* Texto do documento
Os oceanos também ganharam mais mecanismos de proteção, com a classificação de novas áreas marinhas como ecologicamente significativas e, portanto, incluídas nas metas de preservação até 2030.
O chamado para as empresas
Mesmo com a diplomacia ainda patinando, aumentaram consideravelmente as expectativas dos stakeholders para que as empresas revisitem a gestão dos negócios, assumindo compromissos e demonstrando com transparência suas práticas de proteção e restauração dos ecossistemas, bem como o uso sustentável dos recursos naturais terrestres e marinhos.
Não há caminho possível e confiável para o net zero sem a natureza. Afinal, mudanças climáticas e biodiversidade são interdependentes e ambas requerem a aceleração de iniciativas para atingir tanto as metas do Acordo de Paris quanto as do Marco Global de Biodiversidade Kunming-Montreal.

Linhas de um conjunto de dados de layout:
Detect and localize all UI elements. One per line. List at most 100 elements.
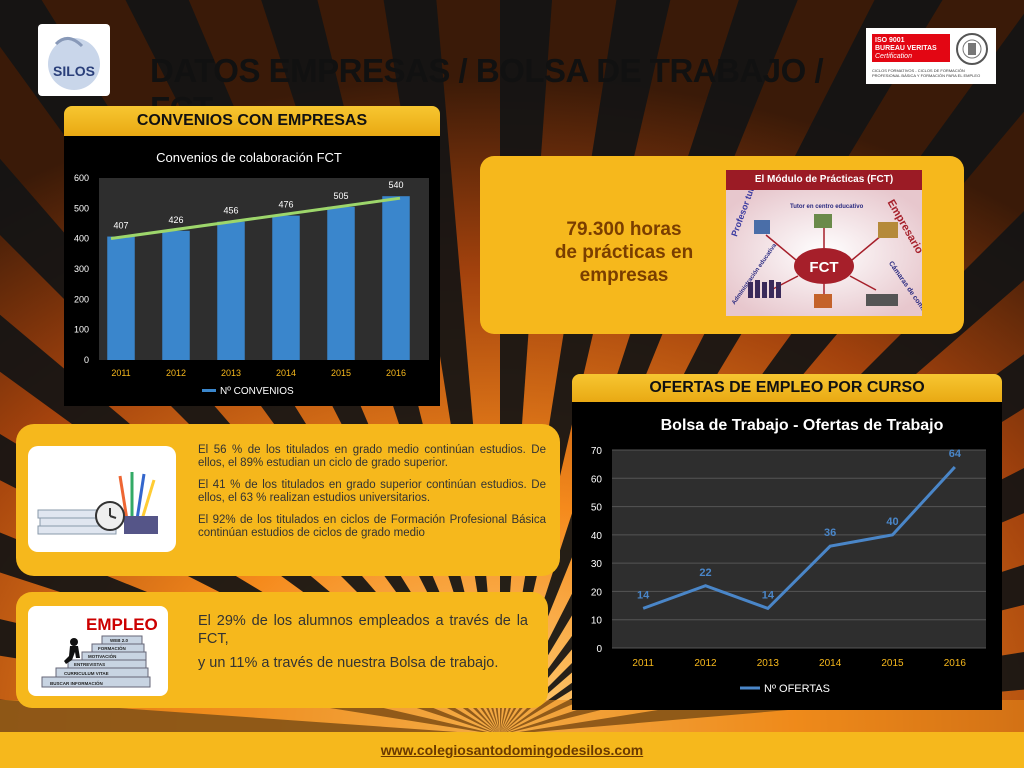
line-x-tick: 2014 [819,658,842,669]
line-x-tick: 2011 [632,658,654,669]
career-stairs-icon: EMPLEO WEB 2.0 FORMACIÓN MOTIVACIÓN ENTR… [41,615,158,688]
empleo-box: EMPLEO WEB 2.0 FORMACIÓN MOTIVACIÓN ENTR… [16,592,548,708]
bar-chart-title: Convenios de colaboración FCT [156,150,342,165]
stat-paragraph-2: El 41 % de los titulados en grado superi… [198,479,546,504]
step-6: BUSCAR INFORMACIÓN [50,679,103,686]
diagram-title: El Módulo de Prácticas (FCT) [726,170,922,190]
bar-x-tick: 2016 [386,368,406,378]
diagram-center: FCT [809,259,838,276]
ofertas-banner: OFERTAS DE EMPLEO POR CURSO [572,374,1002,402]
line-x-tick: 2016 [944,658,967,669]
ofertas-line-chart: Bolsa de Trabajo - Ofertas de Trabajo 0 1… [591,417,986,695]
student-icon [814,294,832,308]
bar-data-label: 476 [278,200,293,210]
convenios-banner: CONVENIOS CON EMPRESAS [64,106,440,136]
school-logo: SILOS [38,24,110,96]
step-3: MOTIVACIÓN [88,652,116,659]
bar [107,236,135,360]
diagram-label-tutor: Tutor en centro educativo [790,204,864,210]
fct-hours-box: 79.300 horas de prácticas en empresas El… [480,156,964,334]
line-x-tick: 2015 [881,658,904,669]
convenios-bar-chart: Convenios de colaboración FCT 0 100 200 300… [74,150,429,397]
convenios-chart-panel: Convenios de colaboración FCT 0 100 200 300… [64,136,440,406]
line-data-label: 14 [637,589,650,601]
hours-line1: 79.300 horas [566,219,682,240]
chamber-building-icon [866,294,898,306]
cert-line1: ISO 9001 [875,37,905,44]
fct-center-ellipse [794,248,854,284]
stats-box: El 56 % de los titulados en grado medio … [16,424,560,576]
line-y-tick: 20 [591,587,603,598]
ofertas-chart-panel: Bolsa de Trabajo - Ofertas de Trabajo 0 1… [572,402,1002,710]
line-data-label: 14 [762,589,775,601]
bar-y-tick: 0 [84,355,89,365]
bar-legend-label: Nº CONVENIOS [220,386,294,397]
line-x-tick: 2012 [694,658,717,669]
line-chart-title: Bolsa de Trabajo - Ofertas de Trabajo [661,417,944,434]
stat-paragraph-1: El 56 % de los titulados en grado medio … [198,444,546,469]
line-y-tick: 30 [591,559,603,570]
bar-x-tick: 2012 [166,368,186,378]
school-icon [814,214,832,228]
climbing-person-icon [64,638,80,664]
empleo-image: EMPLEO WEB 2.0 FORMACIÓN MOTIVACIÓN ENTR… [28,606,168,696]
bar-x-tick: 2011 [111,368,130,378]
stat-paragraph-3: El 92% de los titulados en ciclos de For… [198,514,546,539]
empleo-line-2: y un 11% a través de nuestra Bolsa de tr… [198,655,499,671]
empleo-image-title: EMPLEO [86,615,158,634]
bar [382,196,410,360]
bar-y-tick: 500 [74,203,89,213]
business-icon [878,222,898,238]
page-title: DATOS EMPRESAS / BOLSA DE TRABAJO / FCT [150,52,824,127]
bar-data-label: 540 [388,180,403,190]
line-data-label: 64 [949,448,962,460]
fct-diagram: El Módulo de Prácticas (FCT) FCT Profeso… [726,170,934,324]
step-4: ENTREVISTAS [74,662,105,667]
line-legend-label: Nº OFERTAS [764,683,830,695]
bar [327,206,355,360]
bar-data-label: 426 [168,215,183,225]
cert-line3: Certification [875,53,912,60]
footer-bar [0,732,1024,768]
bar [162,230,190,360]
bar-x-tick: 2015 [331,368,351,378]
bar [272,215,300,360]
line-y-tick: 60 [591,474,603,485]
stationery-image [28,446,176,552]
line-plot-area [612,450,986,648]
cert-small-text: CICLOS FORMATIVOS - CICLOS DE FORMACIÓN … [872,68,981,78]
iso-certification-badge: ISO 9001 BUREAU VERITAS Certification CI… [866,28,996,84]
bar-data-label: 456 [223,206,238,216]
teacher-icon [754,220,770,234]
step-1: WEB 2.0 [110,638,129,643]
bar-trendline [110,196,401,241]
step-5: CURRICULUM VITAE [64,671,109,676]
bar-y-tick: 100 [74,325,89,335]
line-data-label: 40 [886,516,898,528]
line-y-tick: 10 [591,616,603,627]
website-link[interactable]: www.colegiosantodomingodesilos.com [380,742,644,758]
bar-y-tick: 300 [74,264,89,274]
line-y-tick: 50 [591,503,603,514]
bar-y-tick: 600 [74,173,89,183]
line-data-label: 36 [824,527,836,539]
bar-y-tick: 400 [74,234,89,244]
line-y-tick: 40 [591,531,603,542]
bar-data-label: 505 [333,191,348,201]
logo-text: SILOS [53,63,95,79]
step-2: FORMACIÓN [98,644,126,651]
fct-diagram-graphic: FCT Profesor tutor Tutor en centro educa… [726,177,934,324]
people-group-icon [748,280,781,298]
hours-line3: empresas [579,265,669,286]
bar-x-tick: 2014 [276,368,296,378]
bar-plot-area [99,178,429,360]
ofertas-series-line [642,465,956,611]
bar-data-label: 407 [113,221,128,231]
line-x-tick: 2013 [757,658,780,669]
line-y-tick: 0 [596,644,602,655]
hours-line2: de prácticas en [554,242,694,263]
empleo-line-1: El 29% de los alumnos empleados a través… [198,613,528,647]
line-data-label: 22 [699,567,711,579]
cert-line2: BUREAU VERITAS [875,45,937,52]
bar-x-tick: 2013 [221,368,241,378]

* Tarefas a cumprir
A) Identifique e copie cada linha dos registros em que aparece a palavra "titulados", levando em conta maiúsculas e minúsculas.
B) Retome o texto sobre empresas e biodiversidade a partir do ponto em que ele termina.
O texto e os registros não têm relação entre si.

* Respostas
A)
stat-paragraph-2: El 41 % de los titulados en grado superi… [198,479,546,504]
stats-box: El 56 % de los titulados en grado medio … [16,424,560,576]
stat-paragraph-1: El 56 % de los titulados en grado medio … [198,444,546,469]
stat-paragraph-3: El 92% de los titulados en ciclos de For… [198,514,546,539]

B)
“Assim como as mudanças climáticas ganharam um caráter universal e transversal, a biodiversidade vai assumindo o papel de co-protagonista na mudança das relações entre a humanidade e o meio ambiente. As empresas estão conclamadas a contribuir para o atingimento dessas metas globais, além de incorporar a natureza na gestão de riscos financeiros”, avalia Renata Vallim, consultora de sustentabilidade do Grupo Report.
Além dos impactos externos dos negócios na perda de biodiversidade, é cada vez maior o reconhecimento de que a resiliência dos ecossistemas também é um fator de risco financeiro. Por isso, GRI, TNFD, ISSB e o CDP estão trabalhando em conjunto para desenvolver normas e estruturas que atendam à demanda de relato de forma eficiente, simples e, principalmente, com sinergia.
Como relatar a biodiversidade?
1. Aplique a dupla materialidade
Identifique tanto os impactos positivos e negativos dos negócios na biodiversidade quanto os riscos financeiros e oportunidades aos quais a empresa está exposta com relação ao tema. Assim, você estabelece os fundamentos para o processo de relato.
2. Comece com o GRI
Adote desde já o novo caderno GRI 101: Biodiversidade, lançado no início de 2024, com adoção obrigatória a partir de 2026. Ele substitui o documento anterior GRI 304-1 de 2016, com novos indicadores, maior abrangência e complexidade. Ele ajuda a entender quais decisões e práticas de negócios levam à perda de biodiversidade, onde esses impactos acontecem na cadeia de valor e como eles podem ser gerenciados.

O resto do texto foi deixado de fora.